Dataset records
——————

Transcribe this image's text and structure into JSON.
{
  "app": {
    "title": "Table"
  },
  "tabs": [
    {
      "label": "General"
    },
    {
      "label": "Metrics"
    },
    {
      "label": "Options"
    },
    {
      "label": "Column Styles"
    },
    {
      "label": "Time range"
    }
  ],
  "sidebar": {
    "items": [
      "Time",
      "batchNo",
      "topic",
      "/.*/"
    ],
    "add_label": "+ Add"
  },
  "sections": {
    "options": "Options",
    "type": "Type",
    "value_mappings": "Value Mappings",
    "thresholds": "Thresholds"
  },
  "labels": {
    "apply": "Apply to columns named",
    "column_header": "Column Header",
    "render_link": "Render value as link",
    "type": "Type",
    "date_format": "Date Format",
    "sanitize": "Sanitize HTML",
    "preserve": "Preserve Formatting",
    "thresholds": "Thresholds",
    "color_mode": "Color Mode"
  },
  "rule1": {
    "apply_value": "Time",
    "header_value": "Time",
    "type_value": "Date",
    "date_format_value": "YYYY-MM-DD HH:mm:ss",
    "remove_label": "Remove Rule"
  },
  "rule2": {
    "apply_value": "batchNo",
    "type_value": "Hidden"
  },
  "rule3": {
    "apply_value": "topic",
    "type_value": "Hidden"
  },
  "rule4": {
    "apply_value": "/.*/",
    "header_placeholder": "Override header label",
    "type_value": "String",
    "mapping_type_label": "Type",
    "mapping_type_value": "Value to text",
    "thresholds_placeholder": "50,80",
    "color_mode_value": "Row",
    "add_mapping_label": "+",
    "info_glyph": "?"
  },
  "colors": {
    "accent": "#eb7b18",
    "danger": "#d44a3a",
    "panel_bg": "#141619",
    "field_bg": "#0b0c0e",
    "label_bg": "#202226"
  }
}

——————

• [TASK DIRECTIONS] Retype all of the material, keeping each line exact.

• [OUTPUT OF THE TASK]
Transcribe this image's text and structure into JSON.
{
  "app": {
    "title": "Table"
  },
  "tabs": [
    {
      "label": "General"
    },
    {
      "label": "Metrics"
    },
    {
      "label": "Options"
    },
    {
      "label": "Column Styles"
    },
    {
      "label": "Time range"
    }
  ],
  "sidebar": {
    "items": [
      "Time",
      "batchNo",
      "topic",
      "/.*/"
    ],
    "add_label": "+ Add"
  },
  "sections": {
    "options": "Options",
    "type": "Type",
    "value_mappings": "Value Mappings",
    "thresholds": "Thresholds"
  },
  "labels": {
    "apply": "Apply to columns named",
    "column_header": "Column Header",
    "render_link": "Render value as link",
    "type": "Type",
    "date_format": "Date Format",
    "sanitize": "Sanitize HTML",
    "preserve": "Preserve Formatting",
    "thresholds": "Thresholds",
    "color_mode": "Color Mode"
  },
  "rule1": {
    "apply_value": "Time",
    "header_value": "Time",
    "type_value": "Date",
    "date_format_value": "YYYY-MM-DD HH:mm:ss",
    "remove_label": "Remove Rule"
  },
  "rule2": {
    "apply_value": "batchNo",
    "type_value": "Hidden"
  },
  "rule3": {
    "apply_value": "topic",
    "type_value": "Hidden"
  },
  "rule4": {
    "apply_value": "/.*/",
    "header_placeholder": "Override header label",
    "type_value": "String",
    "mapping_type_label": "Type",
    "mapping_type_value": "Value to text",
    "thresholds_placeholder": "50,80",
    "color_mode_value": "Row",
    "add_mapping_label": "+",
    "info_glyph": "?"
  },
  "colors": {
    "accent": "#eb7b18",
    "danger": "#d44a3a",
    "panel_bg": "#141619",
    "field_bg": "#0b0c0e",
    "label_bg": "#202226"
  }
}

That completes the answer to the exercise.